Written request:
The entries below should be transcribed in their entirety, exactly as written.

Start

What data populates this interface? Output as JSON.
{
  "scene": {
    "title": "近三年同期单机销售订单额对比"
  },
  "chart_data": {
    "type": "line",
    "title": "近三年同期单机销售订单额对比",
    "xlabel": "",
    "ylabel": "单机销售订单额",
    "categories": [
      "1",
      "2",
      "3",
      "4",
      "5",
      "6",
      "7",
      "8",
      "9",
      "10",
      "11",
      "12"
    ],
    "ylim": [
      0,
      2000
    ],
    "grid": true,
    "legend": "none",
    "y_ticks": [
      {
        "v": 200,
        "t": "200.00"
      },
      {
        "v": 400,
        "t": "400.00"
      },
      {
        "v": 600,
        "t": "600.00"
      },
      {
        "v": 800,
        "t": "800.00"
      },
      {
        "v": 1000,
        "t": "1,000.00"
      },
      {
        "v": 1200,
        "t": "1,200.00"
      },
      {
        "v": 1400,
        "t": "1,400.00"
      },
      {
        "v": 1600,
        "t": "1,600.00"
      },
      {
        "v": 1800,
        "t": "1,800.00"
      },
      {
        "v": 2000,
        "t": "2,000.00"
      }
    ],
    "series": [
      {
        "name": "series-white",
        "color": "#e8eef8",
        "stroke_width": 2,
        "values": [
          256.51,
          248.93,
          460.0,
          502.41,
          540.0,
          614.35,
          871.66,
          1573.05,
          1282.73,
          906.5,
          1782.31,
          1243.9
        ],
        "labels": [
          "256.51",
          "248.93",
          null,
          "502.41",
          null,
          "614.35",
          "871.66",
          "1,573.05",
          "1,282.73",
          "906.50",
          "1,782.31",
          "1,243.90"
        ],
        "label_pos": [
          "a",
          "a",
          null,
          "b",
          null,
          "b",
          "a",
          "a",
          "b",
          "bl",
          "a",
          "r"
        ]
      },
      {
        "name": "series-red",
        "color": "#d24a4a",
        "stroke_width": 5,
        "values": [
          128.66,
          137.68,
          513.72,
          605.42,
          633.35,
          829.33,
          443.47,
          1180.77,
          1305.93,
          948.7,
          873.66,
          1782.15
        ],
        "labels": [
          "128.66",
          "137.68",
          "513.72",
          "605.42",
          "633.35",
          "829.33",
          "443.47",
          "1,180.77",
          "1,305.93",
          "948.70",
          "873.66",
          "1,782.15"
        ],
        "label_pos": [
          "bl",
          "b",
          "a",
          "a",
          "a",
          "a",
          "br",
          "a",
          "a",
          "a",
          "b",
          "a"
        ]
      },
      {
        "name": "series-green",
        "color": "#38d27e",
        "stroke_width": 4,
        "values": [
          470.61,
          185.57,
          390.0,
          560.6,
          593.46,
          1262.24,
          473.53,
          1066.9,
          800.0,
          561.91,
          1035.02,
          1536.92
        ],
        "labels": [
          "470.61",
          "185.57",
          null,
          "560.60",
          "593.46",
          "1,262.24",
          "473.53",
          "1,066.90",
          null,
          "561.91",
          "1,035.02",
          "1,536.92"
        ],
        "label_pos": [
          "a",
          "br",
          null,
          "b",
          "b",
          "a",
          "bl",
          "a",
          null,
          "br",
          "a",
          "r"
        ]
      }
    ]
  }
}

End

Solution to the exercise:
What data populates this interface? Output as JSON.
{
  "scene": {
    "title": "近三年同期单机销售订单额对比"
  },
  "chart_data": {
    "type": "line",
    "title": "近三年同期单机销售订单额对比",
    "xlabel": "",
    "ylabel": "单机销售订单额",
    "categories": [
      "1",
      "2",
      "3",
      "4",
      "5",
      "6",
      "7",
      "8",
      "9",
      "10",
      "11",
      "12"
    ],
    "ylim": [
      0,
      2000
    ],
    "grid": true,
    "legend": "none",
    "y_ticks": [
      {
        "v": 200,
        "t": "200.00"
      },
      {
        "v": 400,
        "t": "400.00"
      },
      {
        "v": 600,
        "t": "600.00"
      },
      {
        "v": 800,
        "t": "800.00"
      },
      {
        "v": 1000,
        "t": "1,000.00"
      },
      {
        "v": 1200,
        "t": "1,200.00"
      },
      {
        "v": 1400,
        "t": "1,400.00"
      },
      {
        "v": 1600,
        "t": "1,600.00"
      },
      {
        "v": 1800,
        "t": "1,800.00"
      },
      {
        "v": 2000,
        "t": "2,000.00"
      }
    ],
    "series": [
      {
        "name": "series-white",
        "color": "#e8eef8",
        "stroke_width": 2,
        "values": [
          256.51,
          248.93,
          460.0,
          502.41,
          540.0,
          614.35,
          871.66,
          1573.05,
          1282.73,
          906.5,
          1782.31,
          1243.9
        ],
        "labels": [
          "256.51",
          "248.93",
          null,
          "502.41",
          null,
          "614.35",
          "871.66",
          "1,573.05",
          "1,282.73",
          "906.50",
          "1,782.31",
          "1,243.90"
        ],
        "label_pos": [
          "a",
          "a",
          null,
          "b",
          null,
          "b",
          "a",
          "a",
          "b",
          "bl",
          "a",
          "r"
        ]
      },
      {
        "name": "series-red",
        "color": "#d24a4a",
        "stroke_width": 5,
        "values": [
          128.66,
          137.68,
          513.72,
          605.42,
          633.35,
          829.33,
          443.47,
          1180.77,
          1305.93,
          948.7,
          873.66,
          1782.15
        ],
        "labels": [
          "128.66",
          "137.68",
          "513.72",
          "605.42",
          "633.35",
          "829.33",
          "443.47",
          "1,180.77",
          "1,305.93",
          "948.70",
          "873.66",
          "1,782.15"
        ],
        "label_pos": [
          "bl",
          "b",
          "a",
          "a",
          "a",
          "a",
          "br",
          "a",
          "a",
          "a",
          "b",
          "a"
        ]
      },
      {
        "name": "series-green",
        "color": "#38d27e",
        "stroke_width": 4,
        "values": [
          470.61,
          185.57,
          390.0,
          560.6,
          593.46,
          1262.24,
          473.53,
          1066.9,
          800.0,
          561.91,
          1035.02,
          1536.92
        ],
        "labels": [
          "470.61",
          "185.57",
          null,
          "560.60",
          "593.46",
          "1,262.24",
          "473.53",
          "1,066.90",
          null,
          "561.91",
          "1,035.02",
          "1,536.92"
        ],
        "label_pos": [
          "a",
          "br",
          null,
          "b",
          "b",
          "a",
          "bl",
          "a",
          null,
          "br",
          "a",
          "r"
        ]
      }
    ]
  }
}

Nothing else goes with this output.